Exercise aim | Retype all of the listing exactly, passing over any picture you find.

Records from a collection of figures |

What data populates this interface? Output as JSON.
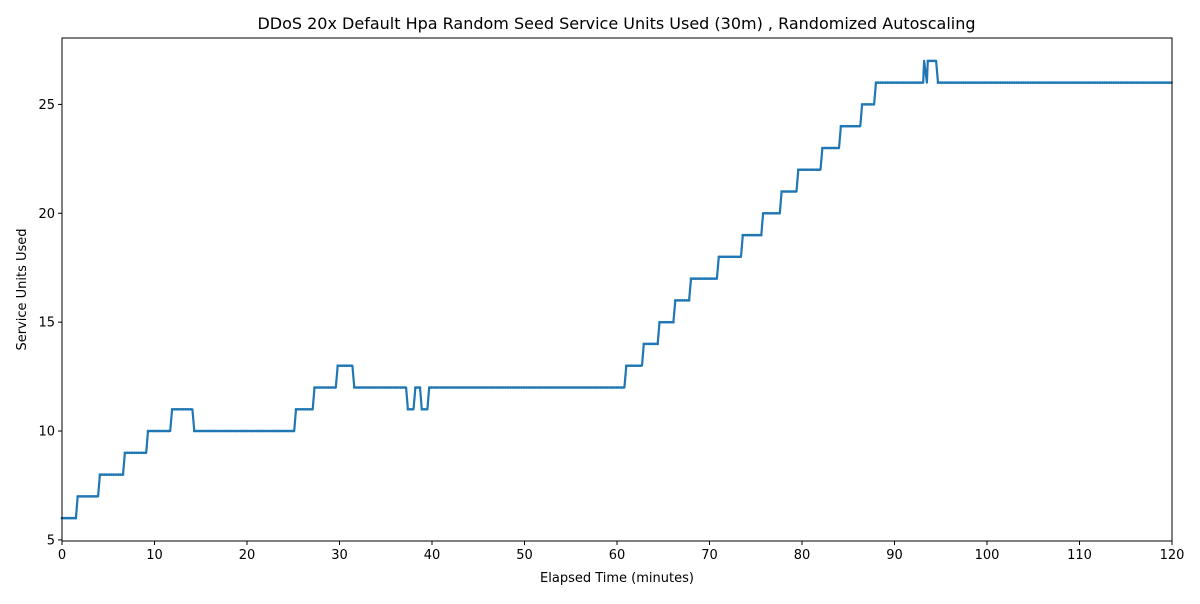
{
  "chart_data": {
    "type": "line",
    "title": "DDoS 20x Default Hpa Random Seed Service Units Used (30m) , Randomized Autoscaling",
    "xlabel": "Elapsed Time (minutes)",
    "ylabel": "Service Units Used",
    "xlim": [
      0,
      120
    ],
    "ylim": [
      4.95,
      28.05
    ],
    "xticks": [
      0,
      10,
      20,
      30,
      40,
      50,
      60,
      70,
      80,
      90,
      100,
      110,
      120
    ],
    "yticks": [
      5,
      10,
      15,
      20,
      25
    ],
    "grid": false,
    "line_color": "#1f77b4",
    "series": [
      {
        "x": [
          0,
          1.5,
          1.7,
          3.9,
          4.1,
          6.6,
          6.8,
          9.1,
          9.3,
          11.7,
          11.9,
          14.1,
          14.3,
          25.1,
          25.3,
          27.1,
          27.3,
          29.6,
          29.8,
          31.4,
          31.6,
          37.2,
          37.4,
          38.0,
          38.2,
          38.7,
          38.9,
          39.5,
          39.7,
          60.8,
          61.0,
          62.7,
          62.9,
          64.4,
          64.6,
          66.1,
          66.3,
          67.8,
          68.0,
          70.8,
          71.0,
          73.4,
          73.6,
          75.6,
          75.8,
          77.6,
          77.8,
          79.4,
          79.6,
          82.0,
          82.2,
          84.0,
          84.2,
          86.3,
          86.5,
          87.8,
          88.0,
          93.1,
          93.2,
          93.5,
          93.6,
          94.5,
          94.7,
          120
        ],
        "y": [
          6,
          6,
          7,
          7,
          8,
          8,
          9,
          9,
          10,
          10,
          11,
          11,
          10,
          10,
          11,
          11,
          12,
          12,
          13,
          13,
          12,
          12,
          11,
          11,
          12,
          12,
          11,
          11,
          12,
          12,
          13,
          13,
          14,
          14,
          15,
          15,
          16,
          16,
          17,
          17,
          18,
          18,
          19,
          19,
          20,
          20,
          21,
          21,
          22,
          22,
          23,
          23,
          24,
          24,
          25,
          25,
          26,
          26,
          27,
          26,
          27,
          27,
          26,
          26
        ]
      }
    ]
  }
}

Problem solution |
What data populates this interface? Output as JSON.
{
  "chart_data": {
    "type": "line",
    "title": "DDoS 20x Default Hpa Random Seed Service Units Used (30m) , Randomized Autoscaling",
    "xlabel": "Elapsed Time (minutes)",
    "ylabel": "Service Units Used",
    "xlim": [
      0,
      120
    ],
    "ylim": [
      4.95,
      28.05
    ],
    "xticks": [
      0,
      10,
      20,
      30,
      40,
      50,
      60,
      70,
      80,
      90,
      100,
      110,
      120
    ],
    "yticks": [
      5,
      10,
      15,
      20,
      25
    ],
    "grid": false,
    "line_color": "#1f77b4",
    "series": [
      {
        "x": [
          0,
          1.5,
          1.7,
          3.9,
          4.1,
          6.6,
          6.8,
          9.1,
          9.3,
          11.7,
          11.9,
          14.1,
          14.3,
          25.1,
          25.3,
          27.1,
          27.3,
          29.6,
          29.8,
          31.4,
          31.6,
          37.2,
          37.4,
          38.0,
          38.2,
          38.7,
          38.9,
          39.5,
          39.7,
          60.8,
          61.0,
          62.7,
          62.9,
          64.4,
          64.6,
          66.1,
          66.3,
          67.8,
          68.0,
          70.8,
          71.0,
          73.4,
          73.6,
          75.6,
          75.8,
          77.6,
          77.8,
          79.4,
          79.6,
          82.0,
          82.2,
          84.0,
          84.2,
          86.3,
          86.5,
          87.8,
          88.0,
          93.1,
          93.2,
          93.5,
          93.6,
          94.5,
          94.7,
          120
        ],
        "y": [
          6,
          6,
          7,
          7,
          8,
          8,
          9,
          9,
          10,
          10,
          11,
          11,
          10,
          10,
          11,
          11,
          12,
          12,
          13,
          13,
          12,
          12,
          11,
          11,
          12,
          12,
          11,
          11,
          12,
          12,
          13,
          13,
          14,
          14,
          15,
          15,
          16,
          16,
          17,
          17,
          18,
          18,
          19,
          19,
          20,
          20,
          21,
          21,
          22,
          22,
          23,
          23,
          24,
          24,
          25,
          25,
          26,
          26,
          27,
          26,
          27,
          27,
          26,
          26
        ]
      }
    ]
  }
}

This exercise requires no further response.